Goal:
Repeat every record below exactly, omitting any pictures.

Recorded information:

※

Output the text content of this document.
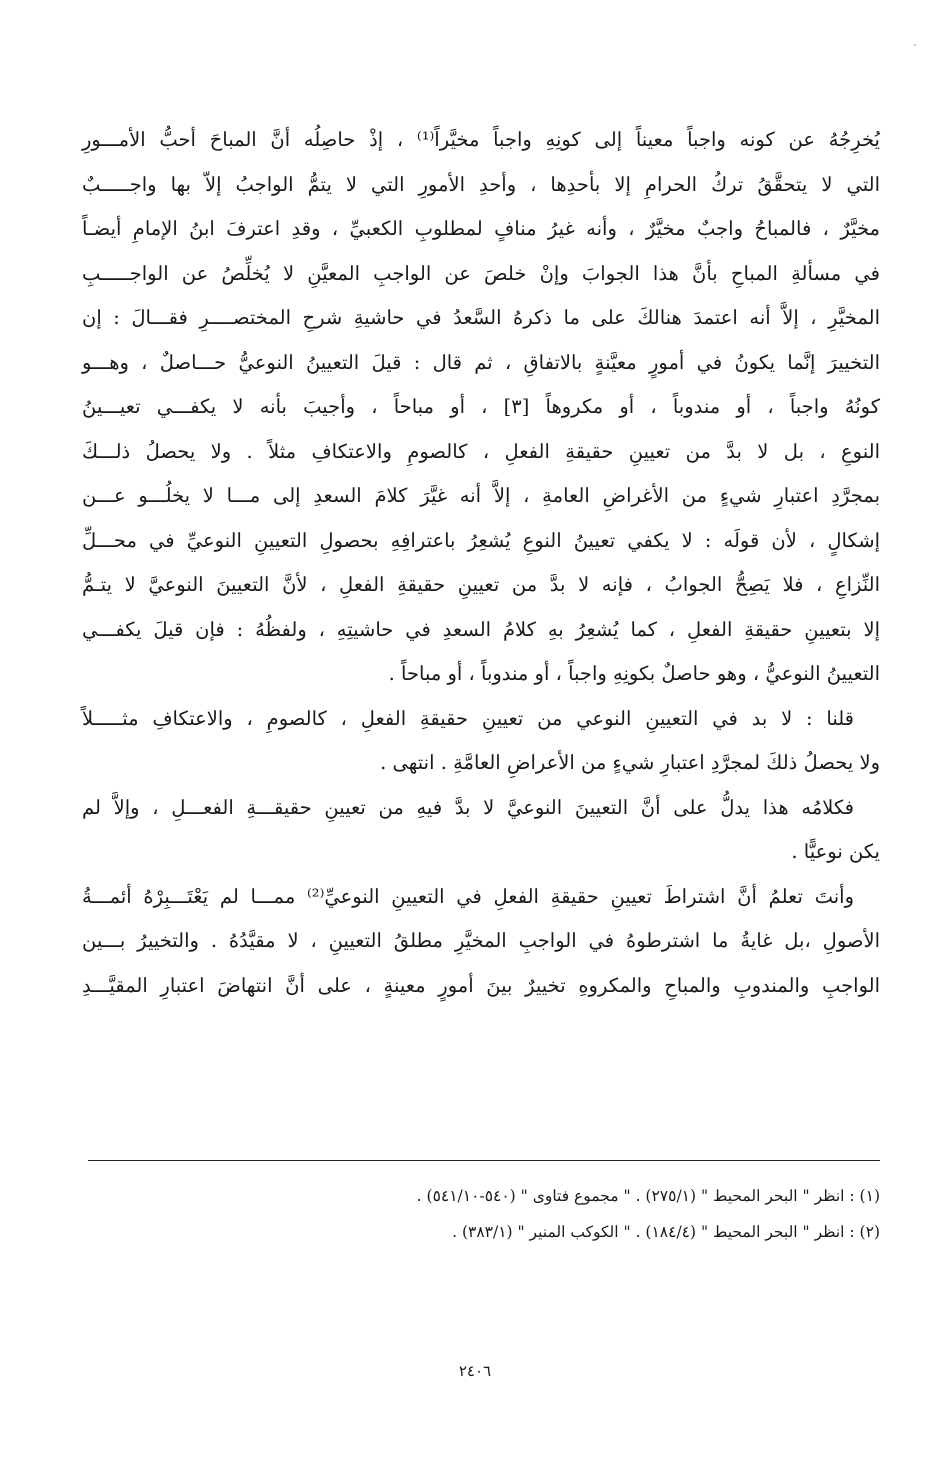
يُخرِجُهُ عن كونه واجباً معيناً إلى كونِهِ واجباً مخيَّراً⁽¹⁾ ، إذْ حاصِلُه أنَّ المباحَ أحبُّ الأمـــورِ
التي لا يتحقَّقُ تركُ الحرامِ إلا بأحدِها ، وأحدِ الأمورِ التي لا يتمُّ الواجبُ إلاّ بها واجـــــبٌ
مخيَّرٌ ، فالمباحُ واجبٌ مخيَّرٌ ، وأنه غيرُ منافٍ لمطلوبِ الكعبيِّ ، وقدِ اعترفَ ابنُ الإمامِ أيضـاً
في مسألةِ المباحِ بأنَّ هذا الجوابَ وإنْ خلصَ عن الواجبِ المعيَّنِ لا يُخلِّصُ عن الواجـــــبِ
المخيَّرِ ، إلاَّ أنه اعتمدَ هنالكَ على ما ذكرهُ السَّعدُ في حاشيةِ شرحِ المختصــــرِ فقـــالَ : إن
التخييرَ إنَّما يكونُ في أمورٍ معيَّنةٍ بالاتفاقِ ، ثم قال : قيلَ التعيينُ النوعيُّ حـــاصلٌ ، وهـــو
كونُهُ واجباً ، أو مندوباً ، أو مكروهاً [٣] ، أو مباحاً ، وأجيبَ بأنه لا يكفـــي تعيـــينُ
النوعِ ، بل لا بدَّ من تعيينِ حقيقةِ الفعلِ ، كالصومِ والاعتكافِ مثلاً . ولا يحصلُ ذلـــكَ
بمجرَّدِ اعتبارِ شيءٍ من الأغراضِ العامةِ ، إلاَّ أنه غيَّرَ كلامَ السعدِ إلى مـــا لا يخلُـــو عـــن
إشكالٍ ، لأن قولَه : لا يكفي تعيينُ النوعِ يُشعِرُ باعترافِهِ بحصولِ التعيينِ النوعيِّ في محـــلِّ
النِّزاعِ ، فلا يَصِحُّ الجوابُ ، فإنه لا بدَّ من تعيينِ حقيقةِ الفعلِ ، لأنَّ التعيينَ النوعيَّ لا يتـمُّ
إلا بتعيينِ حقيقةِ الفعلِ ، كما يُشعِرُ بهِ كلامُ السعدِ في حاشيتِهِ ، ولفظُهُ : فإن قيلَ يكفـــي
التعيينُ النوعيُّ ، وهو حاصلٌ بكونِهِ واجباً ، أو مندوباً ، أو مباحاً .
قلنا : لا بد في التعيينِ النوعي من تعيينِ حقيقةِ الفعلِ ، كالصومِ ، والاعتكافِ مثـــــلاً
ولا يحصلُ ذلكَ لمجرَّدِ اعتبارِ شيءٍ من الأعراضِ العامَّةِ . انتهى .
فكلامُه هذا يدلُّ على أنَّ التعيينَ النوعيَّ لا بدَّ فيهِ من تعيينِ حقيقـــةِ الفعـــلِ ، وإلاَّ لم
يكن نوعيًّا .
وأنتَ تعلمُ أنَّ اشتراطَ تعيينِ حقيقةِ الفعلِ في التعيينِ النوعيِّ⁽²⁾ ممـــا لم يَعْتَـــبِرْهُ أئمـــةُ
الأصولِ ،بل غايةُ ما اشترطوهُ في الواجبِ المخيَّرِ مطلقُ التعيينِ ، لا مقيَّدُهُ . والتخييرُ بـــين
الواجبِ والمندوبِ والمباحِ والمكروهِ تخييرٌ بينَ أمورٍ معينةٍ ، على أنَّ انتهاضَ اعتبارِ المقيَّـــدِ
(١) : انظر " البحر المحيط " (٢٧٥/١) . " مجموع فتاوى " (٥٤٠-٥٤١/١٠) .
(٢) : انظر " البحر المحيط " (١٨٤/٤) . " الكوكب المنير " (٣٨٣/١) .
٢٤٠٦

※

Task result:
Output the text content of this document.
يُخرِجُهُ عن كونه واجباً معيناً إلى كونِهِ واجباً مخيَّراً⁽¹⁾ ، إذْ حاصِلُه أنَّ المباحَ أحبُّ الأمـــورِ
التي لا يتحقَّقُ تركُ الحرامِ إلا بأحدِها ، وأحدِ الأمورِ التي لا يتمُّ الواجبُ إلاّ بها واجـــــبٌ
مخيَّرٌ ، فالمباحُ واجبٌ مخيَّرٌ ، وأنه غيرُ منافٍ لمطلوبِ الكعبيِّ ، وقدِ اعترفَ ابنُ الإمامِ أيضـاً
في مسألةِ المباحِ بأنَّ هذا الجوابَ وإنْ خلصَ عن الواجبِ المعيَّنِ لا يُخلِّصُ عن الواجـــــبِ
المخيَّرِ ، إلاَّ أنه اعتمدَ هنالكَ على ما ذكرهُ السَّعدُ في حاشيةِ شرحِ المختصــــرِ فقـــالَ : إن
التخييرَ إنَّما يكونُ في أمورٍ معيَّنةٍ بالاتفاقِ ، ثم قال : قيلَ التعيينُ النوعيُّ حـــاصلٌ ، وهـــو
كونُهُ واجباً ، أو مندوباً ، أو مكروهاً [٣] ، أو مباحاً ، وأجيبَ بأنه لا يكفـــي تعيـــينُ
النوعِ ، بل لا بدَّ من تعيينِ حقيقةِ الفعلِ ، كالصومِ والاعتكافِ مثلاً . ولا يحصلُ ذلـــكَ
بمجرَّدِ اعتبارِ شيءٍ من الأغراضِ العامةِ ، إلاَّ أنه غيَّرَ كلامَ السعدِ إلى مـــا لا يخلُـــو عـــن
إشكالٍ ، لأن قولَه : لا يكفي تعيينُ النوعِ يُشعِرُ باعترافِهِ بحصولِ التعيينِ النوعيِّ في محـــلِّ
النِّزاعِ ، فلا يَصِحُّ الجوابُ ، فإنه لا بدَّ من تعيينِ حقيقةِ الفعلِ ، لأنَّ التعيينَ النوعيَّ لا يتـمُّ
إلا بتعيينِ حقيقةِ الفعلِ ، كما يُشعِرُ بهِ كلامُ السعدِ في حاشيتِهِ ، ولفظُهُ : فإن قيلَ يكفـــي
التعيينُ النوعيُّ ، وهو حاصلٌ بكونِهِ واجباً ، أو مندوباً ، أو مباحاً .
قلنا : لا بد في التعيينِ النوعي من تعيينِ حقيقةِ الفعلِ ، كالصومِ ، والاعتكافِ مثـــــلاً
ولا يحصلُ ذلكَ لمجرَّدِ اعتبارِ شيءٍ من الأعراضِ العامَّةِ . انتهى .
فكلامُه هذا يدلُّ على أنَّ التعيينَ النوعيَّ لا بدَّ فيهِ من تعيينِ حقيقـــةِ الفعـــلِ ، وإلاَّ لم
يكن نوعيًّا .
وأنتَ تعلمُ أنَّ اشتراطَ تعيينِ حقيقةِ الفعلِ في التعيينِ النوعيِّ⁽²⁾ ممـــا لم يَعْتَـــبِرْهُ أئمـــةُ
الأصولِ ،بل غايةُ ما اشترطوهُ في الواجبِ المخيَّرِ مطلقُ التعيينِ ، لا مقيَّدُهُ . والتخييرُ بـــين
الواجبِ والمندوبِ والمباحِ والمكروهِ تخييرٌ بينَ أمورٍ معينةٍ ، على أنَّ انتهاضَ اعتبارِ المقيَّـــدِ
(١) : انظر " البحر المحيط " (٢٧٥/١) . " مجموع فتاوى " (٥٤٠-٥٤١/١٠) .
(٢) : انظر " البحر المحيط " (١٨٤/٤) . " الكوكب المنير " (٣٨٣/١) .
٢٤٠٦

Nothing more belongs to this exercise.